- Exercise directions: Pictures are not part of the copy; repeat everything else in the records exactly.

- Given records:
--------------------------------------------------
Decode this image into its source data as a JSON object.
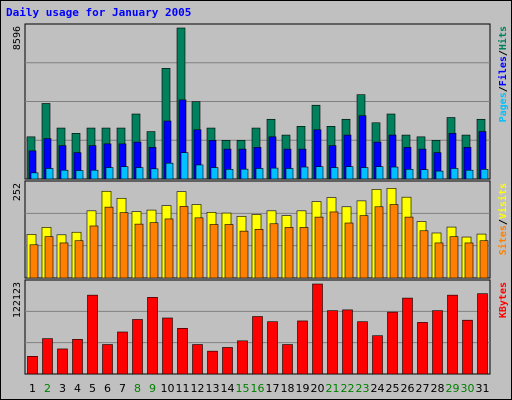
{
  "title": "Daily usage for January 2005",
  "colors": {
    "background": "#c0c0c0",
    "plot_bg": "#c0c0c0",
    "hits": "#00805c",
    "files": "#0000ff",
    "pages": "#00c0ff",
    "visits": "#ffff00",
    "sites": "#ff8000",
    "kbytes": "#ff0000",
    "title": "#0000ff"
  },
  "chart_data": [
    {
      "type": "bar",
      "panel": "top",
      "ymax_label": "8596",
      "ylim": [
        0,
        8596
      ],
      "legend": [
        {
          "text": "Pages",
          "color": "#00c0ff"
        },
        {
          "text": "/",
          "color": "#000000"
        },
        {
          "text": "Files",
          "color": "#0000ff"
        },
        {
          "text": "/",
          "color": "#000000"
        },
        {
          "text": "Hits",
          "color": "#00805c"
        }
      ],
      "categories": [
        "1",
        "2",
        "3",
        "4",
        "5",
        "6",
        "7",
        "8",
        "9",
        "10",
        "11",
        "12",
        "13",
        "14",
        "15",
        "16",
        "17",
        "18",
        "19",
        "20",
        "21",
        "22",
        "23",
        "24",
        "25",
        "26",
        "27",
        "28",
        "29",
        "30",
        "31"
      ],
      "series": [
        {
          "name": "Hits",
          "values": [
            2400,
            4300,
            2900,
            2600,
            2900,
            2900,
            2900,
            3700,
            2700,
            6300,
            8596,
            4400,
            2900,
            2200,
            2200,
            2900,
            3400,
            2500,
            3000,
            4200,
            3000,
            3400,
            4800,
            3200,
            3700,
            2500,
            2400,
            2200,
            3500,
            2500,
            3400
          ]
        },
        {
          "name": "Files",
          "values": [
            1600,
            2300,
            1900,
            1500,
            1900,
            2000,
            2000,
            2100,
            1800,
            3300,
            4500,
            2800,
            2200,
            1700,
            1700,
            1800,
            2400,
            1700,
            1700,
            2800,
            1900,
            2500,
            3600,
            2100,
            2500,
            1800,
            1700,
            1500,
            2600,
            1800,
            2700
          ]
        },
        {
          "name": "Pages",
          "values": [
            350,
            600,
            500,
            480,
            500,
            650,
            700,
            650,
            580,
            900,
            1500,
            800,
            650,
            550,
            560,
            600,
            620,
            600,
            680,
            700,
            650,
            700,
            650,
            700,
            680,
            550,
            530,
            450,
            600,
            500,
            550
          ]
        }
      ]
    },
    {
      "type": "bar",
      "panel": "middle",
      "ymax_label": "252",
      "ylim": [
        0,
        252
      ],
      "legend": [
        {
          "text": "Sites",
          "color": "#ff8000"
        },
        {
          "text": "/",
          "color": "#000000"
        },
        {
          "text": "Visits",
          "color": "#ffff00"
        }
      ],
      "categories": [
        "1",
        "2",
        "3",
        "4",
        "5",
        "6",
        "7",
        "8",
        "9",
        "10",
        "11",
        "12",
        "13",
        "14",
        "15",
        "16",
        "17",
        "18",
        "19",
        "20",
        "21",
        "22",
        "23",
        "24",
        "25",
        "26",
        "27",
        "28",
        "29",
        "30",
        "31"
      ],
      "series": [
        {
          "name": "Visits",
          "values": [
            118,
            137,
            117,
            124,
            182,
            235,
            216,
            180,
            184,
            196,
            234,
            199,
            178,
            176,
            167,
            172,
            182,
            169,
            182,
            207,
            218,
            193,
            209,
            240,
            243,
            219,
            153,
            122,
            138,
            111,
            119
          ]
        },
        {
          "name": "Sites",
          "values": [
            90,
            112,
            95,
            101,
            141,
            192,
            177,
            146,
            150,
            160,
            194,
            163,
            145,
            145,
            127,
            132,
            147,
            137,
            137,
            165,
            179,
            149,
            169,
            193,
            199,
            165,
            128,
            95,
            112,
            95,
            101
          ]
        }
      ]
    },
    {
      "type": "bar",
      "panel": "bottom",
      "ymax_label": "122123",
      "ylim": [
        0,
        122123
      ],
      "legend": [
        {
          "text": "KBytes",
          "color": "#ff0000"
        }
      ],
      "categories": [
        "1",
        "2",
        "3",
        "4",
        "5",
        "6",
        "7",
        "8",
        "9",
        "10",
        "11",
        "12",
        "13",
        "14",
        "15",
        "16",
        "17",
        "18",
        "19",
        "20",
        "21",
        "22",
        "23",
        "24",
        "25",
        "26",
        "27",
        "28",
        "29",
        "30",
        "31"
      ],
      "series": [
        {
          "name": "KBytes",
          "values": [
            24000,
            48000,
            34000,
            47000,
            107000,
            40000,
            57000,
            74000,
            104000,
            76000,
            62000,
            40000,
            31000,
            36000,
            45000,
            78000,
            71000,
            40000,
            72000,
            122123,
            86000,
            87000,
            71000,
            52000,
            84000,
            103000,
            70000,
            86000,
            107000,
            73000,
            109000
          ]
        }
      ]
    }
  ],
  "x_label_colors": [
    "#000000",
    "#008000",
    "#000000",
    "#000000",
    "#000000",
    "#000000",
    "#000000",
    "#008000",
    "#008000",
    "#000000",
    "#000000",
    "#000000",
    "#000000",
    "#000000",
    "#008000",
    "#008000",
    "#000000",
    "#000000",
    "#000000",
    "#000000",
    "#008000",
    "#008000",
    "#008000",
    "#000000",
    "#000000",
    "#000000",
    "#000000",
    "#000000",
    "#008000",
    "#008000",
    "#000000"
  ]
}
--------------------------------------------------
- Task answer:
Decode this image into its source data as a JSON object.
{
  "title": "Daily usage for January 2005",
  "colors": {
    "background": "#c0c0c0",
    "plot_bg": "#c0c0c0",
    "hits": "#00805c",
    "files": "#0000ff",
    "pages": "#00c0ff",
    "visits": "#ffff00",
    "sites": "#ff8000",
    "kbytes": "#ff0000",
    "title": "#0000ff"
  },
  "chart_data": [
    {
      "type": "bar",
      "panel": "top",
      "ymax_label": "8596",
      "ylim": [
        0,
        8596
      ],
      "legend": [
        {
          "text": "Pages",
          "color": "#00c0ff"
        },
        {
          "text": "/",
          "color": "#000000"
        },
        {
          "text": "Files",
          "color": "#0000ff"
        },
        {
          "text": "/",
          "color": "#000000"
        },
        {
          "text": "Hits",
          "color": "#00805c"
        }
      ],
      "categories": [
        "1",
        "2",
        "3",
        "4",
        "5",
        "6",
        "7",
        "8",
        "9",
        "10",
        "11",
        "12",
        "13",
        "14",
        "15",
        "16",
        "17",
        "18",
        "19",
        "20",
        "21",
        "22",
        "23",
        "24",
        "25",
        "26",
        "27",
        "28",
        "29",
        "30",
        "31"
      ],
      "series": [
        {
          "name": "Hits",
          "values": [
            2400,
            4300,
            2900,
            2600,
            2900,
            2900,
            2900,
            3700,
            2700,
            6300,
            8596,
            4400,
            2900,
            2200,
            2200,
            2900,
            3400,
            2500,
            3000,
            4200,
            3000,
            3400,
            4800,
            3200,
            3700,
            2500,
            2400,
            2200,
            3500,
            2500,
            3400
          ]
        },
        {
          "name": "Files",
          "values": [
            1600,
            2300,
            1900,
            1500,
            1900,
            2000,
            2000,
            2100,
            1800,
            3300,
            4500,
            2800,
            2200,
            1700,
            1700,
            1800,
            2400,
            1700,
            1700,
            2800,
            1900,
            2500,
            3600,
            2100,
            2500,
            1800,
            1700,
            1500,
            2600,
            1800,
            2700
          ]
        },
        {
          "name": "Pages",
          "values": [
            350,
            600,
            500,
            480,
            500,
            650,
            700,
            650,
            580,
            900,
            1500,
            800,
            650,
            550,
            560,
            600,
            620,
            600,
            680,
            700,
            650,
            700,
            650,
            700,
            680,
            550,
            530,
            450,
            600,
            500,
            550
          ]
        }
      ]
    },
    {
      "type": "bar",
      "panel": "middle",
      "ymax_label": "252",
      "ylim": [
        0,
        252
      ],
      "legend": [
        {
          "text": "Sites",
          "color": "#ff8000"
        },
        {
          "text": "/",
          "color": "#000000"
        },
        {
          "text": "Visits",
          "color": "#ffff00"
        }
      ],
      "categories": [
        "1",
        "2",
        "3",
        "4",
        "5",
        "6",
        "7",
        "8",
        "9",
        "10",
        "11",
        "12",
        "13",
        "14",
        "15",
        "16",
        "17",
        "18",
        "19",
        "20",
        "21",
        "22",
        "23",
        "24",
        "25",
        "26",
        "27",
        "28",
        "29",
        "30",
        "31"
      ],
      "series": [
        {
          "name": "Visits",
          "values": [
            118,
            137,
            117,
            124,
            182,
            235,
            216,
            180,
            184,
            196,
            234,
            199,
            178,
            176,
            167,
            172,
            182,
            169,
            182,
            207,
            218,
            193,
            209,
            240,
            243,
            219,
            153,
            122,
            138,
            111,
            119
          ]
        },
        {
          "name": "Sites",
          "values": [
            90,
            112,
            95,
            101,
            141,
            192,
            177,
            146,
            150,
            160,
            194,
            163,
            145,
            145,
            127,
            132,
            147,
            137,
            137,
            165,
            179,
            149,
            169,
            193,
            199,
            165,
            128,
            95,
            112,
            95,
            101
          ]
        }
      ]
    },
    {
      "type": "bar",
      "panel": "bottom",
      "ymax_label": "122123",
      "ylim": [
        0,
        122123
      ],
      "legend": [
        {
          "text": "KBytes",
          "color": "#ff0000"
        }
      ],
      "categories": [
        "1",
        "2",
        "3",
        "4",
        "5",
        "6",
        "7",
        "8",
        "9",
        "10",
        "11",
        "12",
        "13",
        "14",
        "15",
        "16",
        "17",
        "18",
        "19",
        "20",
        "21",
        "22",
        "23",
        "24",
        "25",
        "26",
        "27",
        "28",
        "29",
        "30",
        "31"
      ],
      "series": [
        {
          "name": "KBytes",
          "values": [
            24000,
            48000,
            34000,
            47000,
            107000,
            40000,
            57000,
            74000,
            104000,
            76000,
            62000,
            40000,
            31000,
            36000,
            45000,
            78000,
            71000,
            40000,
            72000,
            122123,
            86000,
            87000,
            71000,
            52000,
            84000,
            103000,
            70000,
            86000,
            107000,
            73000,
            109000
          ]
        }
      ]
    }
  ],
  "x_label_colors": [
    "#000000",
    "#008000",
    "#000000",
    "#000000",
    "#000000",
    "#000000",
    "#000000",
    "#008000",
    "#008000",
    "#000000",
    "#000000",
    "#000000",
    "#000000",
    "#000000",
    "#008000",
    "#008000",
    "#000000",
    "#000000",
    "#000000",
    "#000000",
    "#008000",
    "#008000",
    "#008000",
    "#000000",
    "#000000",
    "#000000",
    "#000000",
    "#000000",
    "#008000",
    "#008000",
    "#000000"
  ]
}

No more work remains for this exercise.